### Set problem
Calculate how many lines in the following records hold the word "布置作业", and report that number without comment.

(Data entries)
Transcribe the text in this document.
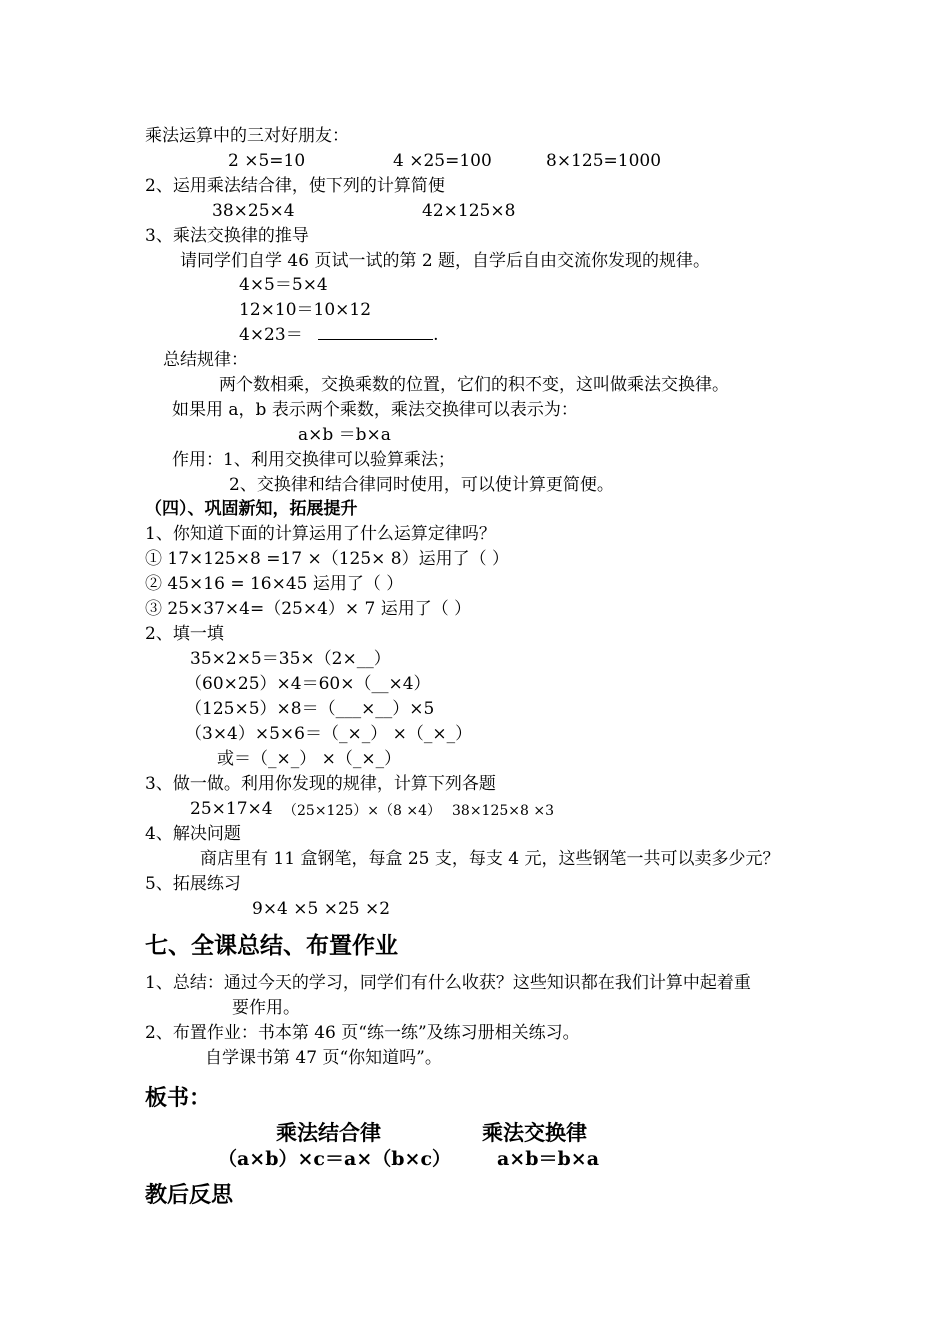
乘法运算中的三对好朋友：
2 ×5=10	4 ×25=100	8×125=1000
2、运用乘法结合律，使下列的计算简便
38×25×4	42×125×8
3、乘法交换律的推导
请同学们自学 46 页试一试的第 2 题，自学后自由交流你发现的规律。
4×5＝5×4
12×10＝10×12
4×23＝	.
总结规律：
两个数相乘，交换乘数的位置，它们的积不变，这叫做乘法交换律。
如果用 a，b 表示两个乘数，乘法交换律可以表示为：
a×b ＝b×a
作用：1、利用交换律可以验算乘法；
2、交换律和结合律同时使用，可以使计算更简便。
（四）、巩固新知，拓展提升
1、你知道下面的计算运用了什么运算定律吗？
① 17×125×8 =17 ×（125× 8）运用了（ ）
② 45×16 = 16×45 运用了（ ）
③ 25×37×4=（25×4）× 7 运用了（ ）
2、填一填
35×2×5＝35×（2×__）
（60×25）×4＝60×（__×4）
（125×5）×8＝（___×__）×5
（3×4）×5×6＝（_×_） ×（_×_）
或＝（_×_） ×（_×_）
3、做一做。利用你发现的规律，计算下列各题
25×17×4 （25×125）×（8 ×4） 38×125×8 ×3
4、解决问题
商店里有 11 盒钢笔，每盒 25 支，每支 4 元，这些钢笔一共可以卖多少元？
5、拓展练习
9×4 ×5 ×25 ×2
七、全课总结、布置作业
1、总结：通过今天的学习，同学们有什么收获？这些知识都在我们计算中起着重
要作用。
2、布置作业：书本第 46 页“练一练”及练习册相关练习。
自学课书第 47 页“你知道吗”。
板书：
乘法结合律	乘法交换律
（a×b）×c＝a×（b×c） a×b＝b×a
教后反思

### Exercise answer
2